### SUPPLIED DATA

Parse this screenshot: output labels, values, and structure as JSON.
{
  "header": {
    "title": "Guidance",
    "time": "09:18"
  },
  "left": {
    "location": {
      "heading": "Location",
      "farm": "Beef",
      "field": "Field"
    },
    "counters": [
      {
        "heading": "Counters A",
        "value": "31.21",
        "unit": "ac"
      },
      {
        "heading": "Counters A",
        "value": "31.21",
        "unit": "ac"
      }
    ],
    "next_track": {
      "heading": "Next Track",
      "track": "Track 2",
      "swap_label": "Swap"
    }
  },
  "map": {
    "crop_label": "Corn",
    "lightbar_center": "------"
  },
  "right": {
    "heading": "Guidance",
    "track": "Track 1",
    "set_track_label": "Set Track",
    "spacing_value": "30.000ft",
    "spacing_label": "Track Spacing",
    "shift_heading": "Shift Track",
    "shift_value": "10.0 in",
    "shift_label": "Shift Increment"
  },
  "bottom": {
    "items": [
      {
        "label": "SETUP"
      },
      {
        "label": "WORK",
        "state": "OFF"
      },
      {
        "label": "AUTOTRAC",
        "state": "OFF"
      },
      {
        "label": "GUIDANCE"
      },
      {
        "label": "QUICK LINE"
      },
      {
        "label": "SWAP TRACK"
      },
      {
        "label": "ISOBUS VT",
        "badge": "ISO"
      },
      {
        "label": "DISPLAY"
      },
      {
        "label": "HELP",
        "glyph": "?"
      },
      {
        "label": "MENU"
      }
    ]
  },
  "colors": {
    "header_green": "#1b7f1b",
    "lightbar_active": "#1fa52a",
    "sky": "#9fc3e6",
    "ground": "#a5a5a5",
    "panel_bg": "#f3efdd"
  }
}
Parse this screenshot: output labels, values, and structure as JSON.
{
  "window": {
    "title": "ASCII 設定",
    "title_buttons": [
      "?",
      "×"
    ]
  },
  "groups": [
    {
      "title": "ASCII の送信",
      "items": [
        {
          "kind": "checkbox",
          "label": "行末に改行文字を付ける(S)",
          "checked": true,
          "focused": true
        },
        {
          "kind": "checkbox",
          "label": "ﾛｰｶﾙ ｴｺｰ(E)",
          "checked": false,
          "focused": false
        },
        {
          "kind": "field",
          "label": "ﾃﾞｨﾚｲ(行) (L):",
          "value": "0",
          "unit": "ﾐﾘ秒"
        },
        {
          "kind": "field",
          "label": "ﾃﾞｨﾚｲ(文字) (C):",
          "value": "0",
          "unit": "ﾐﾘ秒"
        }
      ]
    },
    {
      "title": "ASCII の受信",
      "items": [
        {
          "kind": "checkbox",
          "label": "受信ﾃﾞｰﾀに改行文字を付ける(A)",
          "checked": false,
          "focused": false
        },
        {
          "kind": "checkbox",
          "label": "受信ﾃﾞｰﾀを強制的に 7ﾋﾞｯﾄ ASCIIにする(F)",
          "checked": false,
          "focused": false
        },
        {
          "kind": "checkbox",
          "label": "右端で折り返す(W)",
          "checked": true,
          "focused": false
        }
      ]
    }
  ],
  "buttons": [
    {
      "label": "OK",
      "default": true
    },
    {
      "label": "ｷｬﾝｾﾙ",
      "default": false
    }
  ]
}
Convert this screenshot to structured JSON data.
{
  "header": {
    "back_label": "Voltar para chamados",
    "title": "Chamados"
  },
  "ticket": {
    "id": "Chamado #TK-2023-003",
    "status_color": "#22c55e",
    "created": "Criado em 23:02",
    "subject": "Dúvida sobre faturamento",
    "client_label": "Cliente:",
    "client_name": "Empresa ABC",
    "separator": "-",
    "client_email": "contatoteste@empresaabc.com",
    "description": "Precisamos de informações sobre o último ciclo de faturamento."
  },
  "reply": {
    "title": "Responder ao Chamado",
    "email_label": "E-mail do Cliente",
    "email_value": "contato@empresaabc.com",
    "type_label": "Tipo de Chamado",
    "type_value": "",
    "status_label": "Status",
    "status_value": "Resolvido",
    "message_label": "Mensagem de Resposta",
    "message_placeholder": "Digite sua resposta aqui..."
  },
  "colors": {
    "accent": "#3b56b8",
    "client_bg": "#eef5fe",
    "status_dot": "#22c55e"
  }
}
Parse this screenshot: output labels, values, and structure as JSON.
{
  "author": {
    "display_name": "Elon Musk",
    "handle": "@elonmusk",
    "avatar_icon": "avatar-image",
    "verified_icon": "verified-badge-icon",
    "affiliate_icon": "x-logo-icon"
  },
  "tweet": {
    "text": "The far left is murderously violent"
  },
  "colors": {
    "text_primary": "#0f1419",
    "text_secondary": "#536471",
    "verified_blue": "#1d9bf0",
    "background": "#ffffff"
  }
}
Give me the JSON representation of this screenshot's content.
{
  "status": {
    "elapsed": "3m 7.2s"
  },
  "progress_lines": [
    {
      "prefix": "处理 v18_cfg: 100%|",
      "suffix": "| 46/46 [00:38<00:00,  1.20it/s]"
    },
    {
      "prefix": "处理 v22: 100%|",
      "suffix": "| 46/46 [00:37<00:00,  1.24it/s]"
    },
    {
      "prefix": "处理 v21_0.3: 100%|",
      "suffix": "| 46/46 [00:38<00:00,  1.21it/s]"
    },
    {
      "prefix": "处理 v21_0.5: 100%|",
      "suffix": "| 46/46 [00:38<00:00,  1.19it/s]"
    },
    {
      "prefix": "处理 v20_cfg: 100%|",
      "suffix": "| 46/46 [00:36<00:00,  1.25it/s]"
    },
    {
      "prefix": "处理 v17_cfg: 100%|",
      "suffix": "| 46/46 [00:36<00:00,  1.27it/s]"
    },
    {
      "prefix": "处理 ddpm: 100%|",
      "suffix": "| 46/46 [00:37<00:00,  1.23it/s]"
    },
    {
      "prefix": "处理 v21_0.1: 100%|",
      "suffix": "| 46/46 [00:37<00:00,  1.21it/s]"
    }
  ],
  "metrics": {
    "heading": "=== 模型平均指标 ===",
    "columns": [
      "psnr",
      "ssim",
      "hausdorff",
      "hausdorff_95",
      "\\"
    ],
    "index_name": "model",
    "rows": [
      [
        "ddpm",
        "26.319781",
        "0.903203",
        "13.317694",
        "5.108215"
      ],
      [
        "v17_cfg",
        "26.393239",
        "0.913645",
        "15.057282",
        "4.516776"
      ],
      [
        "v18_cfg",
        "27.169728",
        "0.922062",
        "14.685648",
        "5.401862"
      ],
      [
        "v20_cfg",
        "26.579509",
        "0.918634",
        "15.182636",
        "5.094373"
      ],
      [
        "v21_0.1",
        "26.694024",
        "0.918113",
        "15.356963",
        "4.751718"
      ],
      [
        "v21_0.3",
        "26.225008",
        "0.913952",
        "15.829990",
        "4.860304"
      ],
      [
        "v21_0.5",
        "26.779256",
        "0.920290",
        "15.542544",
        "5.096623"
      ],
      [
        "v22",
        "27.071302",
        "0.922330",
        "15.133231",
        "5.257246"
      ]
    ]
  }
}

######

• **PROBLEM DETAILS**: Write out the material from the first line to the last, exactly.

• **FINAL ANSWER**:
Parse this screenshot: output labels, values, and structure as JSON.
{
  "header": {
    "title": "Guidance",
    "time": "09:18"
  },
  "left": {
    "location": {
      "heading": "Location",
      "farm": "Beef",
      "field": "Field"
    },
    "counters": [
      {
        "heading": "Counters A",
        "value": "31.21",
        "unit": "ac"
      },
      {
        "heading": "Counters A",
        "value": "31.21",
        "unit": "ac"
      }
    ],
    "next_track": {
      "heading": "Next Track",
      "track": "Track 2",
      "swap_label": "Swap"
    }
  },
  "map": {
    "crop_label": "Corn",
    "lightbar_center": "------"
  },
  "right": {
    "heading": "Guidance",
    "track": "Track 1",
    "set_track_label": "Set Track",
    "spacing_value": "30.000ft",
    "spacing_label": "Track Spacing",
    "shift_heading": "Shift Track",
    "shift_value": "10.0 in",
    "shift_label": "Shift Increment"
  },
  "bottom": {
    "items": [
      {
        "label": "SETUP"
      },
      {
        "label": "WORK",
        "state": "OFF"
      },
      {
        "label": "AUTOTRAC",
        "state": "OFF"
      },
      {
        "label": "GUIDANCE"
      },
      {
        "label": "QUICK LINE"
      },
      {
        "label": "SWAP TRACK"
      },
      {
        "label": "ISOBUS VT",
        "badge": "ISO"
      },
      {
        "label": "DISPLAY"
      },
      {
        "label": "HELP",
        "glyph": "?"
      },
      {
        "label": "MENU"
      }
    ]
  },
  "colors": {
    "header_green": "#1b7f1b",
    "lightbar_active": "#1fa52a",
    "sky": "#9fc3e6",
    "ground": "#a5a5a5",
    "panel_bg": "#f3efdd"
  }
}
Parse this screenshot: output labels, values, and structure as JSON.
{
  "window": {
    "title": "ASCII 設定",
    "title_buttons": [
      "?",
      "×"
    ]
  },
  "groups": [
    {
      "title": "ASCII の送信",
      "items": [
        {
          "kind": "checkbox",
          "label": "行末に改行文字を付ける(S)",
          "checked": true,
          "focused": true
        },
        {
          "kind": "checkbox",
          "label": "ﾛｰｶﾙ ｴｺｰ(E)",
          "checked": false,
          "focused": false
        },
        {
          "kind": "field",
          "label": "ﾃﾞｨﾚｲ(行) (L):",
          "value": "0",
          "unit": "ﾐﾘ秒"
        },
        {
          "kind": "field",
          "label": "ﾃﾞｨﾚｲ(文字) (C):",
          "value": "0",
          "unit": "ﾐﾘ秒"
        }
      ]
    },
    {
      "title": "ASCII の受信",
      "items": [
        {
          "kind": "checkbox",
          "label": "受信ﾃﾞｰﾀに改行文字を付ける(A)",
          "checked": false,
          "focused": false
        },
        {
          "kind": "checkbox",
          "label": "受信ﾃﾞｰﾀを強制的に 7ﾋﾞｯﾄ ASCIIにする(F)",
          "checked": false,
          "focused": false
        },
        {
          "kind": "checkbox",
          "label": "右端で折り返す(W)",
          "checked": true,
          "focused": false
        }
      ]
    }
  ],
  "buttons": [
    {
      "label": "OK",
      "default": true
    },
    {
      "label": "ｷｬﾝｾﾙ",
      "default": false
    }
  ]
}
Convert this screenshot to structured JSON data.
{
  "header": {
    "back_label": "Voltar para chamados",
    "title": "Chamados"
  },
  "ticket": {
    "id": "Chamado #TK-2023-003",
    "status_color": "#22c55e",
    "created": "Criado em 23:02",
    "subject": "Dúvida sobre faturamento",
    "client_label": "Cliente:",
    "client_name": "Empresa ABC",
    "separator": "-",
    "client_email": "contatoteste@empresaabc.com",
    "description": "Precisamos de informações sobre o último ciclo de faturamento."
  },
  "reply": {
    "title": "Responder ao Chamado",
    "email_label": "E-mail do Cliente",
    "email_value": "contato@empresaabc.com",
    "type_label": "Tipo de Chamado",
    "type_value": "",
    "status_label": "Status",
    "status_value": "Resolvido",
    "message_label": "Mensagem de Resposta",
    "message_placeholder": "Digite sua resposta aqui..."
  },
  "colors": {
    "accent": "#3b56b8",
    "client_bg": "#eef5fe",
    "status_dot": "#22c55e"
  }
}
Parse this screenshot: output labels, values, and structure as JSON.
{
  "author": {
    "display_name": "Elon Musk",
    "handle": "@elonmusk",
    "avatar_icon": "avatar-image",
    "verified_icon": "verified-badge-icon",
    "affiliate_icon": "x-logo-icon"
  },
  "tweet": {
    "text": "The far left is murderously violent"
  },
  "colors": {
    "text_primary": "#0f1419",
    "text_secondary": "#536471",
    "verified_blue": "#1d9bf0",
    "background": "#ffffff"
  }
}
Give me the JSON representation of this screenshot's content.
{
  "status": {
    "elapsed": "3m 7.2s"
  },
  "progress_lines": [
    {
      "prefix": "处理 v18_cfg: 100%|",
      "suffix": "| 46/46 [00:38<00:00,  1.20it/s]"
    },
    {
      "prefix": "处理 v22: 100%|",
      "suffix": "| 46/46 [00:37<00:00,  1.24it/s]"
    },
    {
      "prefix": "处理 v21_0.3: 100%|",
      "suffix": "| 46/46 [00:38<00:00,  1.21it/s]"
    },
    {
      "prefix": "处理 v21_0.5: 100%|",
      "suffix": "| 46/46 [00:38<00:00,  1.19it/s]"
    },
    {
      "prefix": "处理 v20_cfg: 100%|",
      "suffix": "| 46/46 [00:36<00:00,  1.25it/s]"
    },
    {
      "prefix": "处理 v17_cfg: 100%|",
      "suffix": "| 46/46 [00:36<00:00,  1.27it/s]"
    },
    {
      "prefix": "处理 ddpm: 100%|",
      "suffix": "| 46/46 [00:37<00:00,  1.23it/s]"
    },
    {
      "prefix": "处理 v21_0.1: 100%|",
      "suffix": "| 46/46 [00:37<00:00,  1.21it/s]"
    }
  ],
  "metrics": {
    "heading": "=== 模型平均指标 ===",
    "columns": [
      "psnr",
      "ssim",
      "hausdorff",
      "hausdorff_95",
      "\\"
    ],
    "index_name": "model",
    "rows": [
      [
        "ddpm",
        "26.319781",
        "0.903203",
        "13.317694",
        "5.108215"
      ],
      [
        "v17_cfg",
        "26.393239",
        "0.913645",
        "15.057282",
        "4.516776"
      ],
      [
        "v18_cfg",
        "27.169728",
        "0.922062",
        "14.685648",
        "5.401862"
      ],
      [
        "v20_cfg",
        "26.579509",
        "0.918634",
        "15.182636",
        "5.094373"
      ],
      [
        "v21_0.1",
        "26.694024",
        "0.918113",
        "15.356963",
        "4.751718"
      ],
      [
        "v21_0.3",
        "26.225008",
        "0.913952",
        "15.829990",
        "4.860304"
      ],
      [
        "v21_0.5",
        "26.779256",
        "0.920290",
        "15.542544",
        "5.096623"
      ],
      [
        "v22",
        "27.071302",
        "0.922330",
        "15.133231",
        "5.257246"
      ]
    ]
  }
}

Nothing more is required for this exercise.